→ WHAT NEEDS TO BE DONE
State how many lines in the listing below include the word "color". Give nothing but the number.

....

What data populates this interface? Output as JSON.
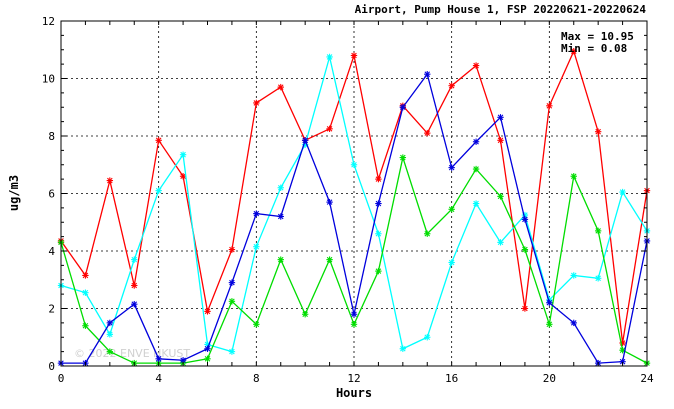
{
  "chart_data": {
    "type": "line",
    "title": "Airport, Pump House 1, FSP 20220621-20220624",
    "xlabel": "Hours",
    "ylabel": "ug/m3",
    "xlim": [
      0,
      24
    ],
    "ylim": [
      0,
      12
    ],
    "xticks": [
      0,
      4,
      8,
      12,
      16,
      20,
      24
    ],
    "yticks": [
      0,
      2,
      4,
      6,
      8,
      10,
      12
    ],
    "grid": true,
    "stats": {
      "max_label": "Max = 10.95",
      "min_label": "Min =  0.08"
    },
    "watermark": "© 2022 ENVE HKUST",
    "x": [
      0,
      1,
      2,
      3,
      4,
      5,
      6,
      7,
      8,
      9,
      10,
      11,
      12,
      13,
      14,
      15,
      16,
      17,
      18,
      19,
      20,
      21,
      22,
      23,
      24
    ],
    "series": [
      {
        "color": "#ff0000",
        "values": [
          4.35,
          3.15,
          6.45,
          2.8,
          7.85,
          6.6,
          1.9,
          4.05,
          9.15,
          9.7,
          7.85,
          8.25,
          10.8,
          6.5,
          9.05,
          8.1,
          9.75,
          10.45,
          7.85,
          2.0,
          9.05,
          10.95,
          8.15,
          0.8,
          6.1
        ]
      },
      {
        "color": "#00ffff",
        "values": [
          2.8,
          2.55,
          1.1,
          3.7,
          6.1,
          7.35,
          0.75,
          0.5,
          4.15,
          6.2,
          7.7,
          10.75,
          7.0,
          4.6,
          0.6,
          1.0,
          3.6,
          5.65,
          4.3,
          5.25,
          2.3,
          3.15,
          3.05,
          6.05,
          4.7
        ]
      },
      {
        "color": "#00dd00",
        "values": [
          4.3,
          1.4,
          0.5,
          0.1,
          0.1,
          0.1,
          0.25,
          2.25,
          1.45,
          3.7,
          1.8,
          3.7,
          1.45,
          3.3,
          7.25,
          4.6,
          5.45,
          6.85,
          5.9,
          4.05,
          1.45,
          6.6,
          4.7,
          0.55,
          0.1
        ]
      },
      {
        "color": "#0000dd",
        "values": [
          0.1,
          0.1,
          1.5,
          2.15,
          0.25,
          0.2,
          0.6,
          2.9,
          5.3,
          5.2,
          7.85,
          5.7,
          1.8,
          5.65,
          9.0,
          10.15,
          6.9,
          7.8,
          8.65,
          5.1,
          2.2,
          1.5,
          0.1,
          0.15,
          4.35
        ]
      }
    ]
  }
}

....

→ EXERCISE ANSWER
4